**Dataset records**
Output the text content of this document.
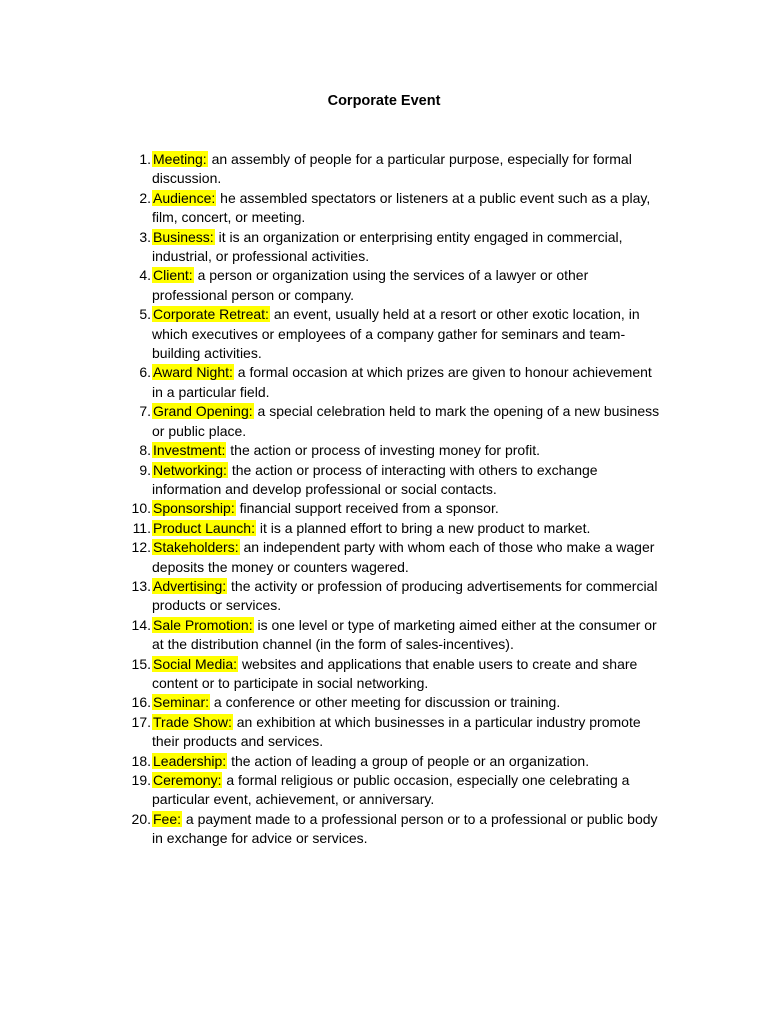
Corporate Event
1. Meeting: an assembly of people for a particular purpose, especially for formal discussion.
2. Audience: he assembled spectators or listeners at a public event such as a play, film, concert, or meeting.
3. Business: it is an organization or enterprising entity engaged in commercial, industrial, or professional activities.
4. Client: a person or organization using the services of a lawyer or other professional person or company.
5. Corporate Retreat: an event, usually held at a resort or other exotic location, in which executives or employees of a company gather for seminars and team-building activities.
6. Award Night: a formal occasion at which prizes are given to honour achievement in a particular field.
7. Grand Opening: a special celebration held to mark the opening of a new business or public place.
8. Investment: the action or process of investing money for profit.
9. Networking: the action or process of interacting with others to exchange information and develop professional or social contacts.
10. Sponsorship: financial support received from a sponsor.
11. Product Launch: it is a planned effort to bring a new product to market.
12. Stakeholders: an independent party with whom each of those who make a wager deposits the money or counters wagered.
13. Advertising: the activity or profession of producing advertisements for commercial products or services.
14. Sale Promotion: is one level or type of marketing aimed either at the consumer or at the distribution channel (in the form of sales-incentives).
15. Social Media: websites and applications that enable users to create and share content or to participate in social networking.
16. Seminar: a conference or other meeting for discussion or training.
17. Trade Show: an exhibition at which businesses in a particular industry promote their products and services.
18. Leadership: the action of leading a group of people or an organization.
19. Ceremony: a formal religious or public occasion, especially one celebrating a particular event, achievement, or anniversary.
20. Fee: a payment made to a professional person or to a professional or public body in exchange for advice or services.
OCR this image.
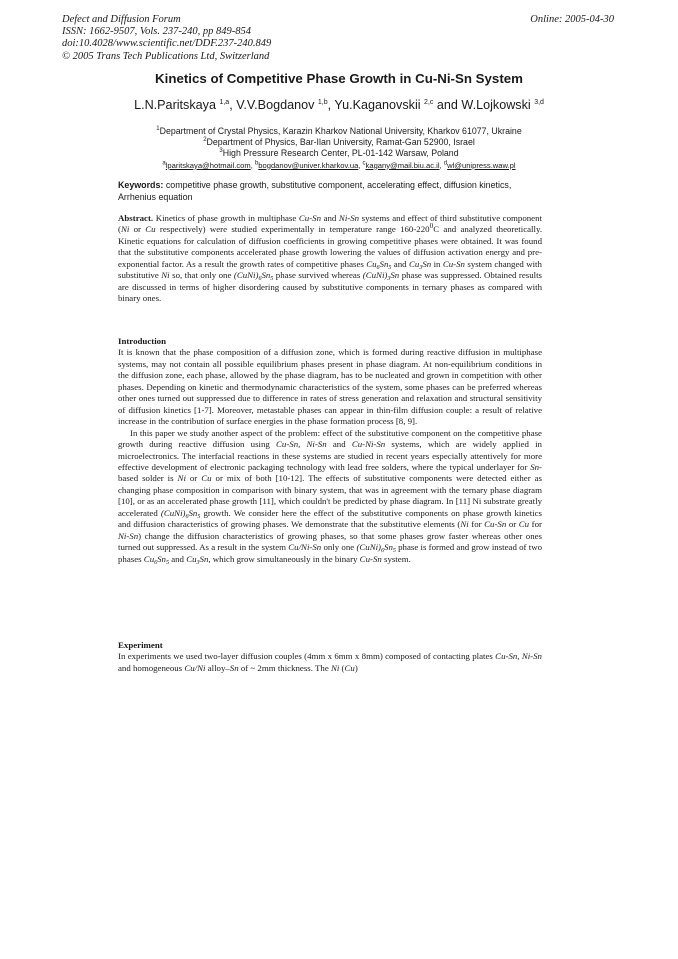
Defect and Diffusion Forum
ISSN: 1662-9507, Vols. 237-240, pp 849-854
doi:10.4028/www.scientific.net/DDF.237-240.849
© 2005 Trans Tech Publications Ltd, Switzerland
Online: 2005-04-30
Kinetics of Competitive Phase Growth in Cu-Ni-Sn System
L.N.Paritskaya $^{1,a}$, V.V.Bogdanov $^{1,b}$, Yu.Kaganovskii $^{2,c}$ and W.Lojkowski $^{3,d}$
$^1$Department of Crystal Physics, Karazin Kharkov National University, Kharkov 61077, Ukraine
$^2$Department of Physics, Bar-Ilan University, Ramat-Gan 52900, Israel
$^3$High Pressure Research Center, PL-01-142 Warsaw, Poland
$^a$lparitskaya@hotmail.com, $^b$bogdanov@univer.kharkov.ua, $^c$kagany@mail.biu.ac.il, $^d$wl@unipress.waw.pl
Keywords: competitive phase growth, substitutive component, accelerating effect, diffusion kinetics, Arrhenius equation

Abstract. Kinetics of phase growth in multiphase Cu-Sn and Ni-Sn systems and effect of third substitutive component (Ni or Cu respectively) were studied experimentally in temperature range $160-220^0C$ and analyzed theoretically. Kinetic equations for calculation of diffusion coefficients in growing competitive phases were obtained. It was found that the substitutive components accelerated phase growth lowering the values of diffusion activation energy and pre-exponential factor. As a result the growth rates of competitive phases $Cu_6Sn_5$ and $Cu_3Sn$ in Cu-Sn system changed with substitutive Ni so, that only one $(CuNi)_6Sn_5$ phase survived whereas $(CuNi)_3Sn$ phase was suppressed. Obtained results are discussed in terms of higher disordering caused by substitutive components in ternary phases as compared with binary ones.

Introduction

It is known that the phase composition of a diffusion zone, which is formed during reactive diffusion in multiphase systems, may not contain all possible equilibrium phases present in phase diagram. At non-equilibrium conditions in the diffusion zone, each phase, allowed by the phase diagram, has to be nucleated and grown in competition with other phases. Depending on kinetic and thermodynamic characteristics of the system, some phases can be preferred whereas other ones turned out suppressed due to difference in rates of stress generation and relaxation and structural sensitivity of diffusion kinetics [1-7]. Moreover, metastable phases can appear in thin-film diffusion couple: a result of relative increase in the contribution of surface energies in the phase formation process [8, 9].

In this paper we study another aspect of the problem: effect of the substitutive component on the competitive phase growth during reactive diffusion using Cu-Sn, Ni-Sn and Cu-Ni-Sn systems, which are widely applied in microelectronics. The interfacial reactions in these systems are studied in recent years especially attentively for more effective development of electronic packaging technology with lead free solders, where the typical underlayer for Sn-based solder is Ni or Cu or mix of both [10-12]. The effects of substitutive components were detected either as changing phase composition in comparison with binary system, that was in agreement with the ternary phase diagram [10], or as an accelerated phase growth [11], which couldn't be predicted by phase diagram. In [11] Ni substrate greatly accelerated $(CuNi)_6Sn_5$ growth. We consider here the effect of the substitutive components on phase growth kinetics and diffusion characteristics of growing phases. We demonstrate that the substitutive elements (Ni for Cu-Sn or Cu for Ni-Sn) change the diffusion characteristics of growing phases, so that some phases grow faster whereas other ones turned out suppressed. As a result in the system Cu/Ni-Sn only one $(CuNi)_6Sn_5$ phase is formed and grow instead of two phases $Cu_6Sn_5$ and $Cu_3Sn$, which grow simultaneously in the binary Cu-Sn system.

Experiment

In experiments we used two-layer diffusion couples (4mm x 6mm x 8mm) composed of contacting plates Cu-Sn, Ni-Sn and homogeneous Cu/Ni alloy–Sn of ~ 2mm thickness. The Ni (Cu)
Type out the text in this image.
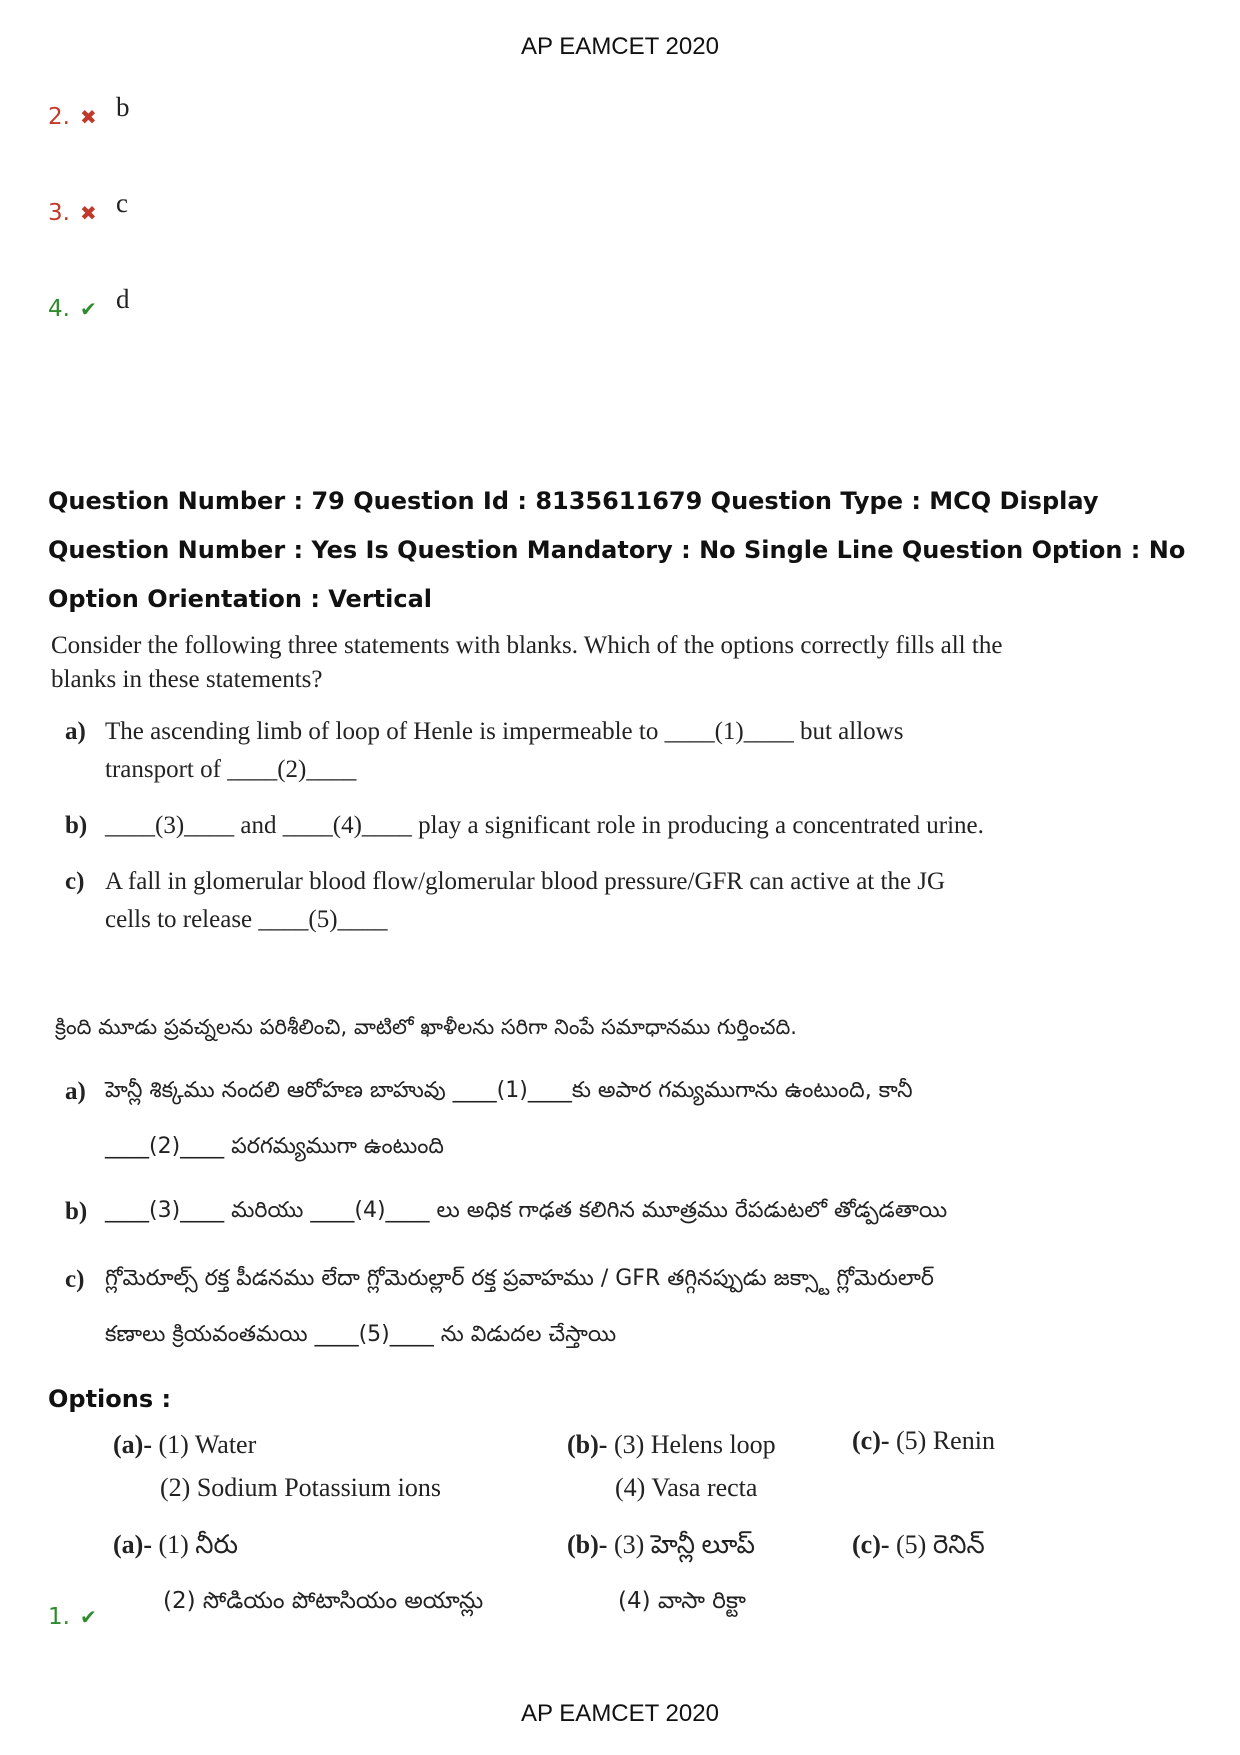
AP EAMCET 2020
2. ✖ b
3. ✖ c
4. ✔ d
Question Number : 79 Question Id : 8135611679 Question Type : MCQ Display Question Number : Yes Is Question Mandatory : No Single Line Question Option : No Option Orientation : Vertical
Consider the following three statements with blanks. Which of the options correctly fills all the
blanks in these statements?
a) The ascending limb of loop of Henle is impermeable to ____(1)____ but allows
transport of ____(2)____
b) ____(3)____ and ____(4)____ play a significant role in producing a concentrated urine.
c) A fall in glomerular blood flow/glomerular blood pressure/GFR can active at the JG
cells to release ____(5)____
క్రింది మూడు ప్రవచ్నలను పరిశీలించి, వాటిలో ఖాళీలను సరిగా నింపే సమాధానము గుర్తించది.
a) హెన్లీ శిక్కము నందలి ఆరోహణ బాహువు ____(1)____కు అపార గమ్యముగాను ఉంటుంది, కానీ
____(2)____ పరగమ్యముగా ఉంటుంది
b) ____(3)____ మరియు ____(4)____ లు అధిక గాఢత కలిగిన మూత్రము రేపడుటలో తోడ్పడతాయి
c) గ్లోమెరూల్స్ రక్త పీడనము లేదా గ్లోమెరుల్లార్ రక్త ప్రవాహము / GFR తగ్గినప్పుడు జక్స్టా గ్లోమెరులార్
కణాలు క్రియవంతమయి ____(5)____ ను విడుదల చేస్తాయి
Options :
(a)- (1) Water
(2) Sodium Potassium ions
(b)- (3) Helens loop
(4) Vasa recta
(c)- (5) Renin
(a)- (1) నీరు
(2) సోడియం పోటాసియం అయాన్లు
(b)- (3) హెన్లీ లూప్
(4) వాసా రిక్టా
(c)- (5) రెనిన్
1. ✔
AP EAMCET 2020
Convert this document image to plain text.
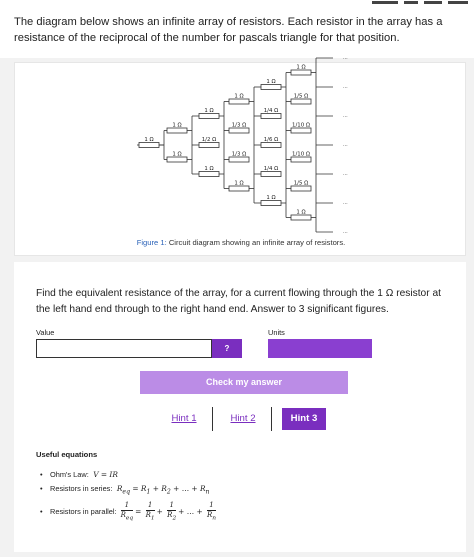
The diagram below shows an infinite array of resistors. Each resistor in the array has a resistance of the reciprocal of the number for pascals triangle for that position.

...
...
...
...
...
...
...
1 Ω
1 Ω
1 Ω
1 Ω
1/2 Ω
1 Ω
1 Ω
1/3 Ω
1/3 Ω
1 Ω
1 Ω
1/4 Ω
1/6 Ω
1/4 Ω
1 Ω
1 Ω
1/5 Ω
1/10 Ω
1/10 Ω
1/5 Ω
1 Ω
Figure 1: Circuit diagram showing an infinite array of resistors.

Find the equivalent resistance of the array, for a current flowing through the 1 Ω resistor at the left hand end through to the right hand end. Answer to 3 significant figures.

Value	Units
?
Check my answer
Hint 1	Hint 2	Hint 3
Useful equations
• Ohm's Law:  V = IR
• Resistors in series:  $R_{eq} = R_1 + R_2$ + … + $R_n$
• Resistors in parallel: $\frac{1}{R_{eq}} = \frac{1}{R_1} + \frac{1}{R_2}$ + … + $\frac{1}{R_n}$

**Prompt**
Pull out every line above that holds the word "document".

**Result**
Output the text content of this document.
Convert this document image to plain text.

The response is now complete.